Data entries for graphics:

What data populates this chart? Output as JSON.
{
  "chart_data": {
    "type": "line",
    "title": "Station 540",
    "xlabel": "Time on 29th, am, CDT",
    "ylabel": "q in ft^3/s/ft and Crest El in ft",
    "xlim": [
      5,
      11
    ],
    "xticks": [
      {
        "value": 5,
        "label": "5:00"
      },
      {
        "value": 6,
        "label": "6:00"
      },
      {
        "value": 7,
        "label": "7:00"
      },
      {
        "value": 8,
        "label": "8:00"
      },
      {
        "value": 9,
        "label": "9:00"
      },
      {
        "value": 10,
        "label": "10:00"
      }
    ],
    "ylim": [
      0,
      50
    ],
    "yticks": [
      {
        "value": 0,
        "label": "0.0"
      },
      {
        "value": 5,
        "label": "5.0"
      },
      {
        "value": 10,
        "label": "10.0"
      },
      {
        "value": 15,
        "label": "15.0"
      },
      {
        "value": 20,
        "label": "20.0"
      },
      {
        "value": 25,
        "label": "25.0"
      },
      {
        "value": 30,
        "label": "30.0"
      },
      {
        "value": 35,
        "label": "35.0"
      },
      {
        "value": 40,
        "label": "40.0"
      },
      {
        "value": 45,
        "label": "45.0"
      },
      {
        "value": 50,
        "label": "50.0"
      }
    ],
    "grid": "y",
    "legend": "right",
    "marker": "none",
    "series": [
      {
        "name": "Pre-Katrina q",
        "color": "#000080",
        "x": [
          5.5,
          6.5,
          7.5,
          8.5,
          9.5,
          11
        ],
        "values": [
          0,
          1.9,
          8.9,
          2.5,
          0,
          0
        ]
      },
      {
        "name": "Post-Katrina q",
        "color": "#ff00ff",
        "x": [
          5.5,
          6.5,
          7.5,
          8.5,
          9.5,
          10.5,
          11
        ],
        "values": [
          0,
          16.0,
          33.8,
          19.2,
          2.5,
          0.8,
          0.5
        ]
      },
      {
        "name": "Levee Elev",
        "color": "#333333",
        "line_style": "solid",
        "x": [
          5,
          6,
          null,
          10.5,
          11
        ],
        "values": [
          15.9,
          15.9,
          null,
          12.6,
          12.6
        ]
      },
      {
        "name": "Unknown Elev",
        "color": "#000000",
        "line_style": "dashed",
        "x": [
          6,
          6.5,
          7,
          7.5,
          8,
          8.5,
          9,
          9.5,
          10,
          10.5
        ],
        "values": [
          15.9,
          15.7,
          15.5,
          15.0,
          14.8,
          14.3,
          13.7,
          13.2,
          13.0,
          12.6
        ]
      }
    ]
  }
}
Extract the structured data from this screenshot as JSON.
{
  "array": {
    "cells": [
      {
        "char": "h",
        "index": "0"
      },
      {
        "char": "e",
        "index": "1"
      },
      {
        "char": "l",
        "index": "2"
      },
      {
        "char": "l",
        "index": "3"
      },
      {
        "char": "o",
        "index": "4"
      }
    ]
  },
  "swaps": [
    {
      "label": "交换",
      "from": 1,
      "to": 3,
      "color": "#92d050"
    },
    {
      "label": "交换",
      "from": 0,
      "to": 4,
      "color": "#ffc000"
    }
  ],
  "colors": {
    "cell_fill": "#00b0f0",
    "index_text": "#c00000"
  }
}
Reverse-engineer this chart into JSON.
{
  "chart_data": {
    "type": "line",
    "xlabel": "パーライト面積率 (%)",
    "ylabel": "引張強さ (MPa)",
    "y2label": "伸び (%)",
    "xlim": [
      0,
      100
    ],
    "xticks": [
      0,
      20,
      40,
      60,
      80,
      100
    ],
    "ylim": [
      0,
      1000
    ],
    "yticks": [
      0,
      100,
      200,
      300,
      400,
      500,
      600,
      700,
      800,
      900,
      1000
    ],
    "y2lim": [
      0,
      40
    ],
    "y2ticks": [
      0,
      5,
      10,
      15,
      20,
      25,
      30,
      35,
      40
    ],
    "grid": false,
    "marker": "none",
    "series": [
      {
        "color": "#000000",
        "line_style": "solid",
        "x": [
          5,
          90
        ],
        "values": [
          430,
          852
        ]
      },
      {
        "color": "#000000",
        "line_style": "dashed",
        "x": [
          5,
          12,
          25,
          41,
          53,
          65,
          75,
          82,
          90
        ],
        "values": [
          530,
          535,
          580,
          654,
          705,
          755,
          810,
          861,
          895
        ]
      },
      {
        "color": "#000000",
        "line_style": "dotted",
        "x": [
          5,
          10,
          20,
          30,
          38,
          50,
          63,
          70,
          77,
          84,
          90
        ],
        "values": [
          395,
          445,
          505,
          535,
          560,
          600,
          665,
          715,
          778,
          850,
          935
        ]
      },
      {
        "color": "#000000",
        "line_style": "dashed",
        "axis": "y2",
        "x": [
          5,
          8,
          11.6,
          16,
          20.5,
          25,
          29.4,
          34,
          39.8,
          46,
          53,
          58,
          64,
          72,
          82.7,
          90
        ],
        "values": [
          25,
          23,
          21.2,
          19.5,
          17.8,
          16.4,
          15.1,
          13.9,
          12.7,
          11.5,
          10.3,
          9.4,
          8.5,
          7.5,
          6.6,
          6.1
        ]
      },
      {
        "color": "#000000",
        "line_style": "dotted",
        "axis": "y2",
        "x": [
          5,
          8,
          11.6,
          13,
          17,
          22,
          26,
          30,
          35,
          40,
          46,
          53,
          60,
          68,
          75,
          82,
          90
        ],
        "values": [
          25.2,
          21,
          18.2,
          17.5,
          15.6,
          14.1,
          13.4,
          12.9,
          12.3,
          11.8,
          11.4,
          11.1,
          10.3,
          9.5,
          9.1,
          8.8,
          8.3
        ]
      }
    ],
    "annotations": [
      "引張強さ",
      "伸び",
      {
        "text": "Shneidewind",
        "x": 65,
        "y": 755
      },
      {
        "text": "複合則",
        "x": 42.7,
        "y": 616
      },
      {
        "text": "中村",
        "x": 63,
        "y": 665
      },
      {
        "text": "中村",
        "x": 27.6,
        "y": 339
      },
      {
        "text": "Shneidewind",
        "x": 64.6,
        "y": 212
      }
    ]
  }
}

Aim of the exercise
Write the entire listing out again, word for word.

Correct answer
What data populates this chart? Output as JSON.
{
  "chart_data": {
    "type": "line",
    "title": "Station 540",
    "xlabel": "Time on 29th, am, CDT",
    "ylabel": "q in ft^3/s/ft and Crest El in ft",
    "xlim": [
      5,
      11
    ],
    "xticks": [
      {
        "value": 5,
        "label": "5:00"
      },
      {
        "value": 6,
        "label": "6:00"
      },
      {
        "value": 7,
        "label": "7:00"
      },
      {
        "value": 8,
        "label": "8:00"
      },
      {
        "value": 9,
        "label": "9:00"
      },
      {
        "value": 10,
        "label": "10:00"
      }
    ],
    "ylim": [
      0,
      50
    ],
    "yticks": [
      {
        "value": 0,
        "label": "0.0"
      },
      {
        "value": 5,
        "label": "5.0"
      },
      {
        "value": 10,
        "label": "10.0"
      },
      {
        "value": 15,
        "label": "15.0"
      },
      {
        "value": 20,
        "label": "20.0"
      },
      {
        "value": 25,
        "label": "25.0"
      },
      {
        "value": 30,
        "label": "30.0"
      },
      {
        "value": 35,
        "label": "35.0"
      },
      {
        "value": 40,
        "label": "40.0"
      },
      {
        "value": 45,
        "label": "45.0"
      },
      {
        "value": 50,
        "label": "50.0"
      }
    ],
    "grid": "y",
    "legend": "right",
    "marker": "none",
    "series": [
      {
        "name": "Pre-Katrina q",
        "color": "#000080",
        "x": [
          5.5,
          6.5,
          7.5,
          8.5,
          9.5,
          11
        ],
        "values": [
          0,
          1.9,
          8.9,
          2.5,
          0,
          0
        ]
      },
      {
        "name": "Post-Katrina q",
        "color": "#ff00ff",
        "x": [
          5.5,
          6.5,
          7.5,
          8.5,
          9.5,
          10.5,
          11
        ],
        "values": [
          0,
          16.0,
          33.8,
          19.2,
          2.5,
          0.8,
          0.5
        ]
      },
      {
        "name": "Levee Elev",
        "color": "#333333",
        "line_style": "solid",
        "x": [
          5,
          6,
          null,
          10.5,
          11
        ],
        "values": [
          15.9,
          15.9,
          null,
          12.6,
          12.6
        ]
      },
      {
        "name": "Unknown Elev",
        "color": "#000000",
        "line_style": "dashed",
        "x": [
          6,
          6.5,
          7,
          7.5,
          8,
          8.5,
          9,
          9.5,
          10,
          10.5
        ],
        "values": [
          15.9,
          15.7,
          15.5,
          15.0,
          14.8,
          14.3,
          13.7,
          13.2,
          13.0,
          12.6
        ]
      }
    ]
  }
}
Extract the structured data from this screenshot as JSON.
{
  "array": {
    "cells": [
      {
        "char": "h",
        "index": "0"
      },
      {
        "char": "e",
        "index": "1"
      },
      {
        "char": "l",
        "index": "2"
      },
      {
        "char": "l",
        "index": "3"
      },
      {
        "char": "o",
        "index": "4"
      }
    ]
  },
  "swaps": [
    {
      "label": "交换",
      "from": 1,
      "to": 3,
      "color": "#92d050"
    },
    {
      "label": "交换",
      "from": 0,
      "to": 4,
      "color": "#ffc000"
    }
  ],
  "colors": {
    "cell_fill": "#00b0f0",
    "index_text": "#c00000"
  }
}
Reverse-engineer this chart into JSON.
{
  "chart_data": {
    "type": "line",
    "xlabel": "パーライト面積率 (%)",
    "ylabel": "引張強さ (MPa)",
    "y2label": "伸び (%)",
    "xlim": [
      0,
      100
    ],
    "xticks": [
      0,
      20,
      40,
      60,
      80,
      100
    ],
    "ylim": [
      0,
      1000
    ],
    "yticks": [
      0,
      100,
      200,
      300,
      400,
      500,
      600,
      700,
      800,
      900,
      1000
    ],
    "y2lim": [
      0,
      40
    ],
    "y2ticks": [
      0,
      5,
      10,
      15,
      20,
      25,
      30,
      35,
      40
    ],
    "grid": false,
    "marker": "none",
    "series": [
      {
        "color": "#000000",
        "line_style": "solid",
        "x": [
          5,
          90
        ],
        "values": [
          430,
          852
        ]
      },
      {
        "color": "#000000",
        "line_style": "dashed",
        "x": [
          5,
          12,
          25,
          41,
          53,
          65,
          75,
          82,
          90
        ],
        "values": [
          530,
          535,
          580,
          654,
          705,
          755,
          810,
          861,
          895
        ]
      },
      {
        "color": "#000000",
        "line_style": "dotted",
        "x": [
          5,
          10,
          20,
          30,
          38,
          50,
          63,
          70,
          77,
          84,
          90
        ],
        "values": [
          395,
          445,
          505,
          535,
          560,
          600,
          665,
          715,
          778,
          850,
          935
        ]
      },
      {
        "color": "#000000",
        "line_style": "dashed",
        "axis": "y2",
        "x": [
          5,
          8,
          11.6,
          16,
          20.5,
          25,
          29.4,
          34,
          39.8,
          46,
          53,
          58,
          64,
          72,
          82.7,
          90
        ],
        "values": [
          25,
          23,
          21.2,
          19.5,
          17.8,
          16.4,
          15.1,
          13.9,
          12.7,
          11.5,
          10.3,
          9.4,
          8.5,
          7.5,
          6.6,
          6.1
        ]
      },
      {
        "color": "#000000",
        "line_style": "dotted",
        "axis": "y2",
        "x": [
          5,
          8,
          11.6,
          13,
          17,
          22,
          26,
          30,
          35,
          40,
          46,
          53,
          60,
          68,
          75,
          82,
          90
        ],
        "values": [
          25.2,
          21,
          18.2,
          17.5,
          15.6,
          14.1,
          13.4,
          12.9,
          12.3,
          11.8,
          11.4,
          11.1,
          10.3,
          9.5,
          9.1,
          8.8,
          8.3
        ]
      }
    ],
    "annotations": [
      "引張強さ",
      "伸び",
      {
        "text": "Shneidewind",
        "x": 65,
        "y": 755
      },
      {
        "text": "複合則",
        "x": 42.7,
        "y": 616
      },
      {
        "text": "中村",
        "x": 63,
        "y": 665
      },
      {
        "text": "中村",
        "x": 27.6,
        "y": 339
      },
      {
        "text": "Shneidewind",
        "x": 64.6,
        "y": 212
      }
    ]
  }
}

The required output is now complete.